### [CHALLENGE]
Go through the listing and write out all of it exactly.

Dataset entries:
++++++

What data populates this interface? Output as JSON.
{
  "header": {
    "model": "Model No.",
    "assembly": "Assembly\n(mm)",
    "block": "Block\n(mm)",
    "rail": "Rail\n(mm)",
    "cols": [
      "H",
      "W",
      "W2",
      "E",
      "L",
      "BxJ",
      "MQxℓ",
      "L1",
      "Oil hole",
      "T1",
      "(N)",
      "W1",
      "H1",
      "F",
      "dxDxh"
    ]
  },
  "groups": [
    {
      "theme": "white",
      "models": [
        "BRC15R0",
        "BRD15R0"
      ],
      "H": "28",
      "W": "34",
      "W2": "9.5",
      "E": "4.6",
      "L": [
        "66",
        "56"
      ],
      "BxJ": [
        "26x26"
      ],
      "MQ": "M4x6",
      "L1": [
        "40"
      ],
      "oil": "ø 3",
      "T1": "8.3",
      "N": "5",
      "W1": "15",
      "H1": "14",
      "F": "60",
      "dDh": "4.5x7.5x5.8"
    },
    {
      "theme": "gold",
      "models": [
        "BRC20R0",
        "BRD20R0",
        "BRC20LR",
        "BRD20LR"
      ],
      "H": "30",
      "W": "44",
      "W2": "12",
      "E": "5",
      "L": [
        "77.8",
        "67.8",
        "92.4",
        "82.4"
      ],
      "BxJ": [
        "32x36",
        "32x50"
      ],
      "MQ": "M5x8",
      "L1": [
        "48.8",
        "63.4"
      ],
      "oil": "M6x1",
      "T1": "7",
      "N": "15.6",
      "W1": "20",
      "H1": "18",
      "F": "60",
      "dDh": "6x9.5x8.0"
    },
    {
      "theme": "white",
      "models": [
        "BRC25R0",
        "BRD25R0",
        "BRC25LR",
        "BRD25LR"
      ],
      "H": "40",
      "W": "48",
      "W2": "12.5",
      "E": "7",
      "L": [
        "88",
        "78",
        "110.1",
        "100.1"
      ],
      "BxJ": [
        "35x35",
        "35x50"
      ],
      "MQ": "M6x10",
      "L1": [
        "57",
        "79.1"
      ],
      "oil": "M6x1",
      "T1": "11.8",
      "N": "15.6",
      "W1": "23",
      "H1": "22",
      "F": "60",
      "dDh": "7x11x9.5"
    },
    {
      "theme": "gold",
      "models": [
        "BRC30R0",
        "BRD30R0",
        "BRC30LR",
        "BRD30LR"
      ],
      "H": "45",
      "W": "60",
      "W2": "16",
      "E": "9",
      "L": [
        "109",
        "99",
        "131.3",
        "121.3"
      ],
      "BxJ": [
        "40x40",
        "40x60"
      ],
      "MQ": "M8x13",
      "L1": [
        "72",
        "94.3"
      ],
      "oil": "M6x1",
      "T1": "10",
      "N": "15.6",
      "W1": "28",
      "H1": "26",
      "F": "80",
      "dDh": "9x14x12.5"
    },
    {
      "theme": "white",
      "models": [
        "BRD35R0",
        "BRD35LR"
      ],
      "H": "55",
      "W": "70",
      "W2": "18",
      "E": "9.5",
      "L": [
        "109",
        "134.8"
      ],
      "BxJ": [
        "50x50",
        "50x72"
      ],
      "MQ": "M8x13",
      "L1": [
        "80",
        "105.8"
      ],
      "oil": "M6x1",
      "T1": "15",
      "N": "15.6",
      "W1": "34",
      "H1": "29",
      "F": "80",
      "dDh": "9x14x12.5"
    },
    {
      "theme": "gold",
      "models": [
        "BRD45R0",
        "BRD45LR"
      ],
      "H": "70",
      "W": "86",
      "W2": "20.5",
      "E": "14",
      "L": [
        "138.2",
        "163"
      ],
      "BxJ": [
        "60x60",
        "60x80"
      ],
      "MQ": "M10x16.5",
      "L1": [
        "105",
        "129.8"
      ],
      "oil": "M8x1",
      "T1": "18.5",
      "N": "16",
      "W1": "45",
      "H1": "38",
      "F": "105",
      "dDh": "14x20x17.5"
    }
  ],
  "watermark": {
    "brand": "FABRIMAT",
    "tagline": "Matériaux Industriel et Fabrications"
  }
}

++++++

### [SOLUTION TO THE PROBLEM]
What data populates this interface? Output as JSON.
{
  "header": {
    "model": "Model No.",
    "assembly": "Assembly\n(mm)",
    "block": "Block\n(mm)",
    "rail": "Rail\n(mm)",
    "cols": [
      "H",
      "W",
      "W2",
      "E",
      "L",
      "BxJ",
      "MQxℓ",
      "L1",
      "Oil hole",
      "T1",
      "(N)",
      "W1",
      "H1",
      "F",
      "dxDxh"
    ]
  },
  "groups": [
    {
      "theme": "white",
      "models": [
        "BRC15R0",
        "BRD15R0"
      ],
      "H": "28",
      "W": "34",
      "W2": "9.5",
      "E": "4.6",
      "L": [
        "66",
        "56"
      ],
      "BxJ": [
        "26x26"
      ],
      "MQ": "M4x6",
      "L1": [
        "40"
      ],
      "oil": "ø 3",
      "T1": "8.3",
      "N": "5",
      "W1": "15",
      "H1": "14",
      "F": "60",
      "dDh": "4.5x7.5x5.8"
    },
    {
      "theme": "gold",
      "models": [
        "BRC20R0",
        "BRD20R0",
        "BRC20LR",
        "BRD20LR"
      ],
      "H": "30",
      "W": "44",
      "W2": "12",
      "E": "5",
      "L": [
        "77.8",
        "67.8",
        "92.4",
        "82.4"
      ],
      "BxJ": [
        "32x36",
        "32x50"
      ],
      "MQ": "M5x8",
      "L1": [
        "48.8",
        "63.4"
      ],
      "oil": "M6x1",
      "T1": "7",
      "N": "15.6",
      "W1": "20",
      "H1": "18",
      "F": "60",
      "dDh": "6x9.5x8.0"
    },
    {
      "theme": "white",
      "models": [
        "BRC25R0",
        "BRD25R0",
        "BRC25LR",
        "BRD25LR"
      ],
      "H": "40",
      "W": "48",
      "W2": "12.5",
      "E": "7",
      "L": [
        "88",
        "78",
        "110.1",
        "100.1"
      ],
      "BxJ": [
        "35x35",
        "35x50"
      ],
      "MQ": "M6x10",
      "L1": [
        "57",
        "79.1"
      ],
      "oil": "M6x1",
      "T1": "11.8",
      "N": "15.6",
      "W1": "23",
      "H1": "22",
      "F": "60",
      "dDh": "7x11x9.5"
    },
    {
      "theme": "gold",
      "models": [
        "BRC30R0",
        "BRD30R0",
        "BRC30LR",
        "BRD30LR"
      ],
      "H": "45",
      "W": "60",
      "W2": "16",
      "E": "9",
      "L": [
        "109",
        "99",
        "131.3",
        "121.3"
      ],
      "BxJ": [
        "40x40",
        "40x60"
      ],
      "MQ": "M8x13",
      "L1": [
        "72",
        "94.3"
      ],
      "oil": "M6x1",
      "T1": "10",
      "N": "15.6",
      "W1": "28",
      "H1": "26",
      "F": "80",
      "dDh": "9x14x12.5"
    },
    {
      "theme": "white",
      "models": [
        "BRD35R0",
        "BRD35LR"
      ],
      "H": "55",
      "W": "70",
      "W2": "18",
      "E": "9.5",
      "L": [
        "109",
        "134.8"
      ],
      "BxJ": [
        "50x50",
        "50x72"
      ],
      "MQ": "M8x13",
      "L1": [
        "80",
        "105.8"
      ],
      "oil": "M6x1",
      "T1": "15",
      "N": "15.6",
      "W1": "34",
      "H1": "29",
      "F": "80",
      "dDh": "9x14x12.5"
    },
    {
      "theme": "gold",
      "models": [
        "BRD45R0",
        "BRD45LR"
      ],
      "H": "70",
      "W": "86",
      "W2": "20.5",
      "E": "14",
      "L": [
        "138.2",
        "163"
      ],
      "BxJ": [
        "60x60",
        "60x80"
      ],
      "MQ": "M10x16.5",
      "L1": [
        "105",
        "129.8"
      ],
      "oil": "M8x1",
      "T1": "18.5",
      "N": "16",
      "W1": "45",
      "H1": "38",
      "F": "105",
      "dDh": "14x20x17.5"
    }
  ],
  "watermark": {
    "brand": "FABRIMAT",
    "tagline": "Matériaux Industriel et Fabrications"
  }
}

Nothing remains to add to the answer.